----- Records provided

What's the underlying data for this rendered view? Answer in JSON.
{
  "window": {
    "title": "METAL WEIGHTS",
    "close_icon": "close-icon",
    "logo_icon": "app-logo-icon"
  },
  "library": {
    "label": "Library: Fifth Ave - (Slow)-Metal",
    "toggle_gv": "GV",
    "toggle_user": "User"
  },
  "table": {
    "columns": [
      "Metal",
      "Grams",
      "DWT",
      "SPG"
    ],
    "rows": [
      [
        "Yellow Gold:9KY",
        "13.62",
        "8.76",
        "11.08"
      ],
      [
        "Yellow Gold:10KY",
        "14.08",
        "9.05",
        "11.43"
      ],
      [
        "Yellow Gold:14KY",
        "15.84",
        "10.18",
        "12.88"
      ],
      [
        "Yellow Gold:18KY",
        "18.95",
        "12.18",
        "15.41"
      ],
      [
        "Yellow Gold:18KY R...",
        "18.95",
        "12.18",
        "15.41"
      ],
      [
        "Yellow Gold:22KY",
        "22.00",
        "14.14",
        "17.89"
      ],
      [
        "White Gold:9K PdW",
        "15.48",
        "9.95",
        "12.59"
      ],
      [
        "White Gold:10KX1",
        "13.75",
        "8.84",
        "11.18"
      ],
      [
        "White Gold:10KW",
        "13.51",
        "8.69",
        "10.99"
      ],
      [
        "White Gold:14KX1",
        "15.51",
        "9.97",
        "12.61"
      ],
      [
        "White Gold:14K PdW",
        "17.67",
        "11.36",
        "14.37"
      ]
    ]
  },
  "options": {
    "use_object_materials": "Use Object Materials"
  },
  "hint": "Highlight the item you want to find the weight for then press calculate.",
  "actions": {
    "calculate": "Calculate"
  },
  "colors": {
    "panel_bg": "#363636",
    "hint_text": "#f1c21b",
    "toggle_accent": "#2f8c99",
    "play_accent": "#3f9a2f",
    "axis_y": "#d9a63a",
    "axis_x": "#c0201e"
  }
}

----------
----- Records provided

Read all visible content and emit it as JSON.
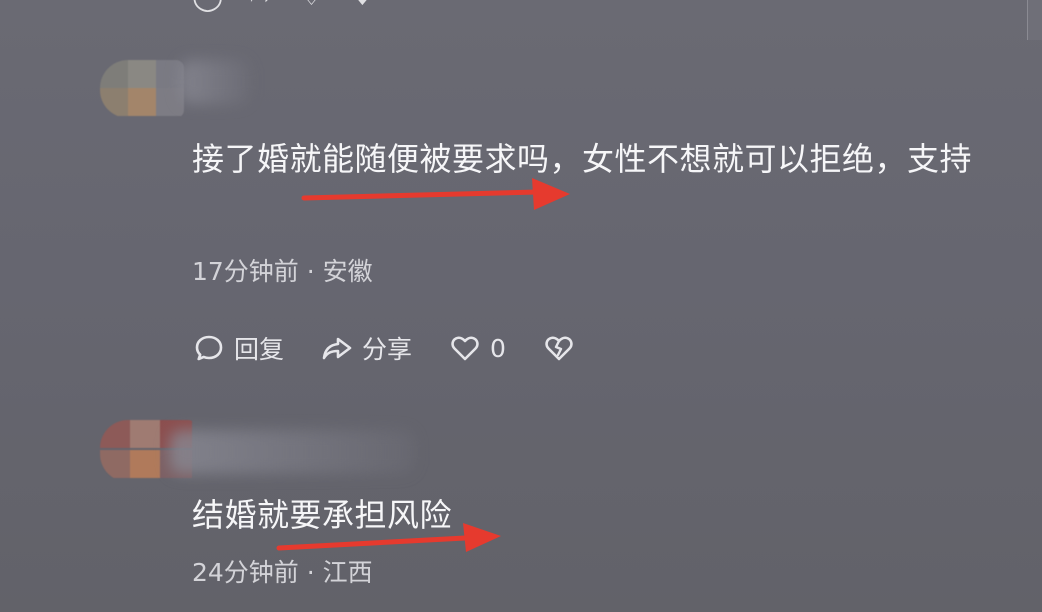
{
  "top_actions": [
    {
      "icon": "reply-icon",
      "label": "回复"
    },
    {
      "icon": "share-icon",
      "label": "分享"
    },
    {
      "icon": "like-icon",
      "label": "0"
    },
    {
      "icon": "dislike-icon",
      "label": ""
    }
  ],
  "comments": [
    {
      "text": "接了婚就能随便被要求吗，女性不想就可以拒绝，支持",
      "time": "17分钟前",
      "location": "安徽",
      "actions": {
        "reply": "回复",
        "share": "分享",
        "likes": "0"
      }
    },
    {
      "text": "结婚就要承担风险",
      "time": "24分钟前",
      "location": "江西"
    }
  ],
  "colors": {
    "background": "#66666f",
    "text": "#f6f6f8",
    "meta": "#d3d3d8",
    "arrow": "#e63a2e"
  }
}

----------
----- Records provided

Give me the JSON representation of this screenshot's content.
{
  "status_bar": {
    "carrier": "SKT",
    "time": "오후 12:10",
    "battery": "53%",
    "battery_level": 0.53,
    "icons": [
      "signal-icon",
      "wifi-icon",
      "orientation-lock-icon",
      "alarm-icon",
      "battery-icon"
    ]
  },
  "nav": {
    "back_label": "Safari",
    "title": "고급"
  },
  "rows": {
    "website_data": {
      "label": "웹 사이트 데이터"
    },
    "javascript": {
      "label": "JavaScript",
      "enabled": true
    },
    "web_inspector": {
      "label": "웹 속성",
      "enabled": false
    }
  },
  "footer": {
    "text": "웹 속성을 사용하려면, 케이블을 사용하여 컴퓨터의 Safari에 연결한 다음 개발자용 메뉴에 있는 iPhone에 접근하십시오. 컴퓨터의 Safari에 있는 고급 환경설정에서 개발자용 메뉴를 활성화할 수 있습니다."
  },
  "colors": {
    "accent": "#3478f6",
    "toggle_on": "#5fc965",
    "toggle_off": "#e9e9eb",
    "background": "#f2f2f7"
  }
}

----------

Where a line of the data holds "Yellow", show that line.

Response:
        "Yellow Gold:9KY",
        "Yellow Gold:10KY",
        "Yellow Gold:14KY",
        "Yellow Gold:18KY",
        "Yellow Gold:18KY R...",
        "Yellow Gold:22KY",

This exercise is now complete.